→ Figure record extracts
================

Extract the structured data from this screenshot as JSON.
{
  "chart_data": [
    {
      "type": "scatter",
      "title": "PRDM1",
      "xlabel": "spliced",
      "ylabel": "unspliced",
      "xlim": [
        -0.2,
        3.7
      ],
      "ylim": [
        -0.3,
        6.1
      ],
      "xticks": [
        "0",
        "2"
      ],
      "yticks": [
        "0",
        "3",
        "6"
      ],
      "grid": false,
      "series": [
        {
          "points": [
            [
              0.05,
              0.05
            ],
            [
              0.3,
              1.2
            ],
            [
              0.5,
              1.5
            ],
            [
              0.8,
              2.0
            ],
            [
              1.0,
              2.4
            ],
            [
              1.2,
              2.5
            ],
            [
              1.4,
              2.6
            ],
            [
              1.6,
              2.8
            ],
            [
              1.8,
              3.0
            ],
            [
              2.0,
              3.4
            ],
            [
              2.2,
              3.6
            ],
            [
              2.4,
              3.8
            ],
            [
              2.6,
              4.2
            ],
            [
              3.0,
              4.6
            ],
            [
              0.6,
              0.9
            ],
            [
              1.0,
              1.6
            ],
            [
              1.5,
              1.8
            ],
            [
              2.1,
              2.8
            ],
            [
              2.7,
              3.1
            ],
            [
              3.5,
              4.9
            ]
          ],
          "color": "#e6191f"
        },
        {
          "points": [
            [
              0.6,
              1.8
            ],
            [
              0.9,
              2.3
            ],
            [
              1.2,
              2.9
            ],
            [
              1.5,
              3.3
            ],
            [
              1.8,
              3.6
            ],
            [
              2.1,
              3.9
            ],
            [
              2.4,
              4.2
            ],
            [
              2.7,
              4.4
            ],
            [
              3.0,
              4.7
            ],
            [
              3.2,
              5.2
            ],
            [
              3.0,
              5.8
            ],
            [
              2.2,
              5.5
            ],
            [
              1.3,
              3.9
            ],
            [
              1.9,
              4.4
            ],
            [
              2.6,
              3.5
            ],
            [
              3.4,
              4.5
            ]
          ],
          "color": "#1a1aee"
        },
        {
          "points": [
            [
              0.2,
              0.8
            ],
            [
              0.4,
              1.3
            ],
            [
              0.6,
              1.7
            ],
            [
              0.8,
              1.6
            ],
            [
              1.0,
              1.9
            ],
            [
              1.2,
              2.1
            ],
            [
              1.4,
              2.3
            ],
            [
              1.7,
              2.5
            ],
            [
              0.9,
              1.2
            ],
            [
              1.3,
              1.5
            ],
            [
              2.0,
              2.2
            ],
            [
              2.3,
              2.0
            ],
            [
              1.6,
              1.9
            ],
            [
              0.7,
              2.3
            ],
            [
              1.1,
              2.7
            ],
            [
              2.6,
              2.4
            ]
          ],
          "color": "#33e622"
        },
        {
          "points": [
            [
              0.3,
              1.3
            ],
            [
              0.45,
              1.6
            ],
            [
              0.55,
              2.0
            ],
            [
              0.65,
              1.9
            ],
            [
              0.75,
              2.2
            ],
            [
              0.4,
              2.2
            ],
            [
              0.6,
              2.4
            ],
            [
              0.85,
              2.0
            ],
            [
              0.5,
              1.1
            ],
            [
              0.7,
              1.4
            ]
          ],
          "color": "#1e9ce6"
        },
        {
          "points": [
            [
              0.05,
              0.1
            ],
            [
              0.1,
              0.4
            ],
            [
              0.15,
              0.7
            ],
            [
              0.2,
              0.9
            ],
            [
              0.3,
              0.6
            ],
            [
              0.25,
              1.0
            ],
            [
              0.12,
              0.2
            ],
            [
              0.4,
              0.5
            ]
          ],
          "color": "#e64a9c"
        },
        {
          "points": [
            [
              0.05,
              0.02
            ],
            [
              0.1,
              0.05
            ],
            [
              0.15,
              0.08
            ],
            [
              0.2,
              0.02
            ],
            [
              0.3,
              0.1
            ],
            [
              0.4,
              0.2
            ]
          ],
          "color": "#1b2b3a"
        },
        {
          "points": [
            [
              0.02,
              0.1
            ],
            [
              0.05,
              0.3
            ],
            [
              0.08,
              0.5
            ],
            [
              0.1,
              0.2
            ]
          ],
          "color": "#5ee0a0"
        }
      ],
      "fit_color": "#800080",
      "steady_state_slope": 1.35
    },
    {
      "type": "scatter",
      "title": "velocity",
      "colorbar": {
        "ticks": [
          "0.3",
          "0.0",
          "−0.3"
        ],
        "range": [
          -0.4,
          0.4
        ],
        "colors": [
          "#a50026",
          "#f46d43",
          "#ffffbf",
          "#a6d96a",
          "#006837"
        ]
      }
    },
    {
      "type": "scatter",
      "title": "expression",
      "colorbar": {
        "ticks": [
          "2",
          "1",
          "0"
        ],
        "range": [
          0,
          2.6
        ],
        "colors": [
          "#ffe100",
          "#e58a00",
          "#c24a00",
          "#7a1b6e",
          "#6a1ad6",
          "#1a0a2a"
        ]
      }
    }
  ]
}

================

→ GOAL
All of the data above should be transcribed exactly.

→ OUTPUT OF THE EXERCISE
Extract the structured data from this screenshot as JSON.
{
  "chart_data": [
    {
      "type": "scatter",
      "title": "PRDM1",
      "xlabel": "spliced",
      "ylabel": "unspliced",
      "xlim": [
        -0.2,
        3.7
      ],
      "ylim": [
        -0.3,
        6.1
      ],
      "xticks": [
        "0",
        "2"
      ],
      "yticks": [
        "0",
        "3",
        "6"
      ],
      "grid": false,
      "series": [
        {
          "points": [
            [
              0.05,
              0.05
            ],
            [
              0.3,
              1.2
            ],
            [
              0.5,
              1.5
            ],
            [
              0.8,
              2.0
            ],
            [
              1.0,
              2.4
            ],
            [
              1.2,
              2.5
            ],
            [
              1.4,
              2.6
            ],
            [
              1.6,
              2.8
            ],
            [
              1.8,
              3.0
            ],
            [
              2.0,
              3.4
            ],
            [
              2.2,
              3.6
            ],
            [
              2.4,
              3.8
            ],
            [
              2.6,
              4.2
            ],
            [
              3.0,
              4.6
            ],
            [
              0.6,
              0.9
            ],
            [
              1.0,
              1.6
            ],
            [
              1.5,
              1.8
            ],
            [
              2.1,
              2.8
            ],
            [
              2.7,
              3.1
            ],
            [
              3.5,
              4.9
            ]
          ],
          "color": "#e6191f"
        },
        {
          "points": [
            [
              0.6,
              1.8
            ],
            [
              0.9,
              2.3
            ],
            [
              1.2,
              2.9
            ],
            [
              1.5,
              3.3
            ],
            [
              1.8,
              3.6
            ],
            [
              2.1,
              3.9
            ],
            [
              2.4,
              4.2
            ],
            [
              2.7,
              4.4
            ],
            [
              3.0,
              4.7
            ],
            [
              3.2,
              5.2
            ],
            [
              3.0,
              5.8
            ],
            [
              2.2,
              5.5
            ],
            [
              1.3,
              3.9
            ],
            [
              1.9,
              4.4
            ],
            [
              2.6,
              3.5
            ],
            [
              3.4,
              4.5
            ]
          ],
          "color": "#1a1aee"
        },
        {
          "points": [
            [
              0.2,
              0.8
            ],
            [
              0.4,
              1.3
            ],
            [
              0.6,
              1.7
            ],
            [
              0.8,
              1.6
            ],
            [
              1.0,
              1.9
            ],
            [
              1.2,
              2.1
            ],
            [
              1.4,
              2.3
            ],
            [
              1.7,
              2.5
            ],
            [
              0.9,
              1.2
            ],
            [
              1.3,
              1.5
            ],
            [
              2.0,
              2.2
            ],
            [
              2.3,
              2.0
            ],
            [
              1.6,
              1.9
            ],
            [
              0.7,
              2.3
            ],
            [
              1.1,
              2.7
            ],
            [
              2.6,
              2.4
            ]
          ],
          "color": "#33e622"
        },
        {
          "points": [
            [
              0.3,
              1.3
            ],
            [
              0.45,
              1.6
            ],
            [
              0.55,
              2.0
            ],
            [
              0.65,
              1.9
            ],
            [
              0.75,
              2.2
            ],
            [
              0.4,
              2.2
            ],
            [
              0.6,
              2.4
            ],
            [
              0.85,
              2.0
            ],
            [
              0.5,
              1.1
            ],
            [
              0.7,
              1.4
            ]
          ],
          "color": "#1e9ce6"
        },
        {
          "points": [
            [
              0.05,
              0.1
            ],
            [
              0.1,
              0.4
            ],
            [
              0.15,
              0.7
            ],
            [
              0.2,
              0.9
            ],
            [
              0.3,
              0.6
            ],
            [
              0.25,
              1.0
            ],
            [
              0.12,
              0.2
            ],
            [
              0.4,
              0.5
            ]
          ],
          "color": "#e64a9c"
        },
        {
          "points": [
            [
              0.05,
              0.02
            ],
            [
              0.1,
              0.05
            ],
            [
              0.15,
              0.08
            ],
            [
              0.2,
              0.02
            ],
            [
              0.3,
              0.1
            ],
            [
              0.4,
              0.2
            ]
          ],
          "color": "#1b2b3a"
        },
        {
          "points": [
            [
              0.02,
              0.1
            ],
            [
              0.05,
              0.3
            ],
            [
              0.08,
              0.5
            ],
            [
              0.1,
              0.2
            ]
          ],
          "color": "#5ee0a0"
        }
      ],
      "fit_color": "#800080",
      "steady_state_slope": 1.35
    },
    {
      "type": "scatter",
      "title": "velocity",
      "colorbar": {
        "ticks": [
          "0.3",
          "0.0",
          "−0.3"
        ],
        "range": [
          -0.4,
          0.4
        ],
        "colors": [
          "#a50026",
          "#f46d43",
          "#ffffbf",
          "#a6d96a",
          "#006837"
        ]
      }
    },
    {
      "type": "scatter",
      "title": "expression",
      "colorbar": {
        "ticks": [
          "2",
          "1",
          "0"
        ],
        "range": [
          0,
          2.6
        ],
        "colors": [
          "#ffe100",
          "#e58a00",
          "#c24a00",
          "#7a1b6e",
          "#6a1ad6",
          "#1a0a2a"
        ]
      }
    }
  ]
}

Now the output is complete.